### Required work
Return the records that follow, matching each one exactly.

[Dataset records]
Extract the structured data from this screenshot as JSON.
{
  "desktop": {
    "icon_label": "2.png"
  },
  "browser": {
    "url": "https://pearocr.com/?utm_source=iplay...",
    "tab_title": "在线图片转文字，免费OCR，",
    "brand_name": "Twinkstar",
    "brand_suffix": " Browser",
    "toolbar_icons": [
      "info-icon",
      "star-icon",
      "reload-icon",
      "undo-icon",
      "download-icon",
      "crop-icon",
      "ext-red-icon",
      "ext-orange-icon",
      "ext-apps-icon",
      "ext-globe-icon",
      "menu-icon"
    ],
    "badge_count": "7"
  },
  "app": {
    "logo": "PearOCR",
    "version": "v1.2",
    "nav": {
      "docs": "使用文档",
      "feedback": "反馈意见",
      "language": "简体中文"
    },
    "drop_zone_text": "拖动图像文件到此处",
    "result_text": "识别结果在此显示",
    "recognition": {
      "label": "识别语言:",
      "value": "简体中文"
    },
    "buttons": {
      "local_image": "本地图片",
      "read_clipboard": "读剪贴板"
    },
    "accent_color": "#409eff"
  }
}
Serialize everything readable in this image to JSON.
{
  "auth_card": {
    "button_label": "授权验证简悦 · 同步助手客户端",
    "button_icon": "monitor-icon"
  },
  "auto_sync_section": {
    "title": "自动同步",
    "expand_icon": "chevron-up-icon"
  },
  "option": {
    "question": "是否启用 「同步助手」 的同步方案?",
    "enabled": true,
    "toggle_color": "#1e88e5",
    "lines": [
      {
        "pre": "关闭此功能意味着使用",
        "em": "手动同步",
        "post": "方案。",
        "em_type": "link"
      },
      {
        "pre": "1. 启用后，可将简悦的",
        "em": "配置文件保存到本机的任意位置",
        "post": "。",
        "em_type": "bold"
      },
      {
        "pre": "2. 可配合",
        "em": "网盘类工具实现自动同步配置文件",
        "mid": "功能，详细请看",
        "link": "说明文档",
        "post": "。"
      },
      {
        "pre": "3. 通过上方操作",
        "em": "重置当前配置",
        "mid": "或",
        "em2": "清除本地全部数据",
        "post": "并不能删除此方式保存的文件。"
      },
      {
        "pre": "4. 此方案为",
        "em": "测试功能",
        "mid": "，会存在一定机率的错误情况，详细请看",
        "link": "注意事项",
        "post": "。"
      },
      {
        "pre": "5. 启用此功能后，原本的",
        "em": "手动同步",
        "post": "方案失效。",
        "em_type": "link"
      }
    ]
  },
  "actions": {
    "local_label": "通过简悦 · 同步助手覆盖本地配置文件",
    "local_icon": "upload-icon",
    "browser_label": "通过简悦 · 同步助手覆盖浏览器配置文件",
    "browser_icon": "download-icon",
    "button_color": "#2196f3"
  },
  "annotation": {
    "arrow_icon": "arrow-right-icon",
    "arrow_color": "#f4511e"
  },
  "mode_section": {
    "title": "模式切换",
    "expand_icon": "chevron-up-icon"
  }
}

### The completed task
Extract the structured data from this screenshot as JSON.
{
  "desktop": {
    "icon_label": "2.png"
  },
  "browser": {
    "url": "https://pearocr.com/?utm_source=iplay...",
    "tab_title": "在线图片转文字，免费OCR，",
    "brand_name": "Twinkstar",
    "brand_suffix": " Browser",
    "toolbar_icons": [
      "info-icon",
      "star-icon",
      "reload-icon",
      "undo-icon",
      "download-icon",
      "crop-icon",
      "ext-red-icon",
      "ext-orange-icon",
      "ext-apps-icon",
      "ext-globe-icon",
      "menu-icon"
    ],
    "badge_count": "7"
  },
  "app": {
    "logo": "PearOCR",
    "version": "v1.2",
    "nav": {
      "docs": "使用文档",
      "feedback": "反馈意见",
      "language": "简体中文"
    },
    "drop_zone_text": "拖动图像文件到此处",
    "result_text": "识别结果在此显示",
    "recognition": {
      "label": "识别语言:",
      "value": "简体中文"
    },
    "buttons": {
      "local_image": "本地图片",
      "read_clipboard": "读剪贴板"
    },
    "accent_color": "#409eff"
  }
}
Serialize everything readable in this image to JSON.
{
  "auth_card": {
    "button_label": "授权验证简悦 · 同步助手客户端",
    "button_icon": "monitor-icon"
  },
  "auto_sync_section": {
    "title": "自动同步",
    "expand_icon": "chevron-up-icon"
  },
  "option": {
    "question": "是否启用 「同步助手」 的同步方案?",
    "enabled": true,
    "toggle_color": "#1e88e5",
    "lines": [
      {
        "pre": "关闭此功能意味着使用",
        "em": "手动同步",
        "post": "方案。",
        "em_type": "link"
      },
      {
        "pre": "1. 启用后，可将简悦的",
        "em": "配置文件保存到本机的任意位置",
        "post": "。",
        "em_type": "bold"
      },
      {
        "pre": "2. 可配合",
        "em": "网盘类工具实现自动同步配置文件",
        "mid": "功能，详细请看",
        "link": "说明文档",
        "post": "。"
      },
      {
        "pre": "3. 通过上方操作",
        "em": "重置当前配置",
        "mid": "或",
        "em2": "清除本地全部数据",
        "post": "并不能删除此方式保存的文件。"
      },
      {
        "pre": "4. 此方案为",
        "em": "测试功能",
        "mid": "，会存在一定机率的错误情况，详细请看",
        "link": "注意事项",
        "post": "。"
      },
      {
        "pre": "5. 启用此功能后，原本的",
        "em": "手动同步",
        "post": "方案失效。",
        "em_type": "link"
      }
    ]
  },
  "actions": {
    "local_label": "通过简悦 · 同步助手覆盖本地配置文件",
    "local_icon": "upload-icon",
    "browser_label": "通过简悦 · 同步助手覆盖浏览器配置文件",
    "browser_icon": "download-icon",
    "button_color": "#2196f3"
  },
  "annotation": {
    "arrow_icon": "arrow-right-icon",
    "arrow_color": "#f4511e"
  },
  "mode_section": {
    "title": "模式切换",
    "expand_icon": "chevron-up-icon"
  }
}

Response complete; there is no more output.